## Instructions to follow
Report the count of lines holding "JSON" in the records, with no other words.

>> begin

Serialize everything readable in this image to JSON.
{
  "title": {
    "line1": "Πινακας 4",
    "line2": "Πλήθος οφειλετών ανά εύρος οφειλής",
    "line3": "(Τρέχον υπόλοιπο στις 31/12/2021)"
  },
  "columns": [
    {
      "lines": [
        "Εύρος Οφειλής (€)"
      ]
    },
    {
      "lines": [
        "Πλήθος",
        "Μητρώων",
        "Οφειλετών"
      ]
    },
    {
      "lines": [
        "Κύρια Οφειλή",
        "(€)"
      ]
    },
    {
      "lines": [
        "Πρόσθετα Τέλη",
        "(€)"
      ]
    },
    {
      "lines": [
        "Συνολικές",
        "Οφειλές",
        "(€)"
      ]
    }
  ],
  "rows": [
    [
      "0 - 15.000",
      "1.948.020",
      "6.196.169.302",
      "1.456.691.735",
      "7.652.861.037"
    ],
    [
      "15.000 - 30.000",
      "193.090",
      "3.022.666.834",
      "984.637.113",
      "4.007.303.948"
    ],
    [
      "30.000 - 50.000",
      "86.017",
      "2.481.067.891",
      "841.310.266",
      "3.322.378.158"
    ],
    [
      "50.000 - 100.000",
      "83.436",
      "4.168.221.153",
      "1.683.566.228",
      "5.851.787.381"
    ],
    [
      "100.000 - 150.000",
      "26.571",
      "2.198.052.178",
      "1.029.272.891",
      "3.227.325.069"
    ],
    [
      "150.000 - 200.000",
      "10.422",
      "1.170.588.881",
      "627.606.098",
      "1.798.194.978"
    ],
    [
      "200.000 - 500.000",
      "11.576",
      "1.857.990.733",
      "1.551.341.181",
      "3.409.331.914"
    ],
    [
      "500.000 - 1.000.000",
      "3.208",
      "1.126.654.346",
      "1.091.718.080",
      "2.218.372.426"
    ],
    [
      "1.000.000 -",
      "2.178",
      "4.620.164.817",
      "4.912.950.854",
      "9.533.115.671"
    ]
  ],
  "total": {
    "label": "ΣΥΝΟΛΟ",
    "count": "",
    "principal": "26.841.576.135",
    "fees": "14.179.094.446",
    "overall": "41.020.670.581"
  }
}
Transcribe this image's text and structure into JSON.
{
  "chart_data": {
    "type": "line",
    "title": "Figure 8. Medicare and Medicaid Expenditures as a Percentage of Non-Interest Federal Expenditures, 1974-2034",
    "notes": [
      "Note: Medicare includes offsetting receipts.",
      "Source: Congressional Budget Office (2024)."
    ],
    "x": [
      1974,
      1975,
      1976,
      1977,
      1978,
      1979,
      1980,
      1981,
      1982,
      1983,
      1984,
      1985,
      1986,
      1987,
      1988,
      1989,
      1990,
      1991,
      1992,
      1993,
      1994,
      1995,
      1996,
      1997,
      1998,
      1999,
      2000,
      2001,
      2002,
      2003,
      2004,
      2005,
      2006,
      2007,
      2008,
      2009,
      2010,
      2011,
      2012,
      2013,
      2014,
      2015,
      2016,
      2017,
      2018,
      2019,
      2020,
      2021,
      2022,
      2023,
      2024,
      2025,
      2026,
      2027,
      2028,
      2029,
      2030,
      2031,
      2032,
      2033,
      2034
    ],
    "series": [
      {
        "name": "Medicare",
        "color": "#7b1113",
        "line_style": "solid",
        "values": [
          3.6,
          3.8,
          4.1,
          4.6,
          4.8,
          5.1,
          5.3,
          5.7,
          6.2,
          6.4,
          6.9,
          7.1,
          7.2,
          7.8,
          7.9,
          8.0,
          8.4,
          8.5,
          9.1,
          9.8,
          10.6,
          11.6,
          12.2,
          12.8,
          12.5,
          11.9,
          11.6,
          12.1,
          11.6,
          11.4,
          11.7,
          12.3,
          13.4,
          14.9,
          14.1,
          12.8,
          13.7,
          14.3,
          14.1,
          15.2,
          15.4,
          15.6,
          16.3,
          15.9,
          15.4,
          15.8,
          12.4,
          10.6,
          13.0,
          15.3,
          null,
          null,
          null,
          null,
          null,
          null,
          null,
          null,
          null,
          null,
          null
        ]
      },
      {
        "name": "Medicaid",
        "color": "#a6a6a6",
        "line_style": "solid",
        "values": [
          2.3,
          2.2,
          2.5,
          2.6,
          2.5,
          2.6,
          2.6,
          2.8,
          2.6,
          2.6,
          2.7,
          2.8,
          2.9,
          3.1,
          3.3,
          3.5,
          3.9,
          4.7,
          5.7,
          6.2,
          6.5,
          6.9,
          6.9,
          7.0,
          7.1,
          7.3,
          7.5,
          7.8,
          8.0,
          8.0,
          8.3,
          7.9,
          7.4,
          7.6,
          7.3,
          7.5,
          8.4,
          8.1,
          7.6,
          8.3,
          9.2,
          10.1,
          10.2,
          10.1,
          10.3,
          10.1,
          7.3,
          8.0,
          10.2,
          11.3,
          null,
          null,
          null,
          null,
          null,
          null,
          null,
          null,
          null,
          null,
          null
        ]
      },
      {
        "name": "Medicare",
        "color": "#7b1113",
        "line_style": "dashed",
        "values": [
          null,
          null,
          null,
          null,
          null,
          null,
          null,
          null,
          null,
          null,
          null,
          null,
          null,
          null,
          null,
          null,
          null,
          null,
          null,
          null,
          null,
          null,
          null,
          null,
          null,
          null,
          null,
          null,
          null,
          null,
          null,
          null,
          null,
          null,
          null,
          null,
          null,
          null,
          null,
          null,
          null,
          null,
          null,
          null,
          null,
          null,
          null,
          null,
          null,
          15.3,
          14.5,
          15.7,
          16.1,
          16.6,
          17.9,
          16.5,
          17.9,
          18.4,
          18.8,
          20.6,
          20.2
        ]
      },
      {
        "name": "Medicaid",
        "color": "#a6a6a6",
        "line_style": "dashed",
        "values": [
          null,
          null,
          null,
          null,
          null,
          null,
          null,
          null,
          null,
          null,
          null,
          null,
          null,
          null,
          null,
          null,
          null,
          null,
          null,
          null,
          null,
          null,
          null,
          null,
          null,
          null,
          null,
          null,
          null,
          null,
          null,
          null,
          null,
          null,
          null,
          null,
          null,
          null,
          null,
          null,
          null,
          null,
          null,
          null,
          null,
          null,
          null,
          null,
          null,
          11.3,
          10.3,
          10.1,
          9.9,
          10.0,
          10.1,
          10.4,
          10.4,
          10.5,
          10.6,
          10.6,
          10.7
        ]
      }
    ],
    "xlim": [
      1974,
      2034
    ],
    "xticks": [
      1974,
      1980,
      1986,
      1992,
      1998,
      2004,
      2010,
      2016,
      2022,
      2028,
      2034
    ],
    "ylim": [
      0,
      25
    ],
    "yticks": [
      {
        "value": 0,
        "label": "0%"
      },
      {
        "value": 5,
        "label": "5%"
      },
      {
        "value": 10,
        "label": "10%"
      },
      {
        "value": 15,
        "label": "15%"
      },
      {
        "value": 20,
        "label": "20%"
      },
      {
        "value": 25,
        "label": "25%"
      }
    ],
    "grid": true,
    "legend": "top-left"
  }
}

>> end

## Task result
2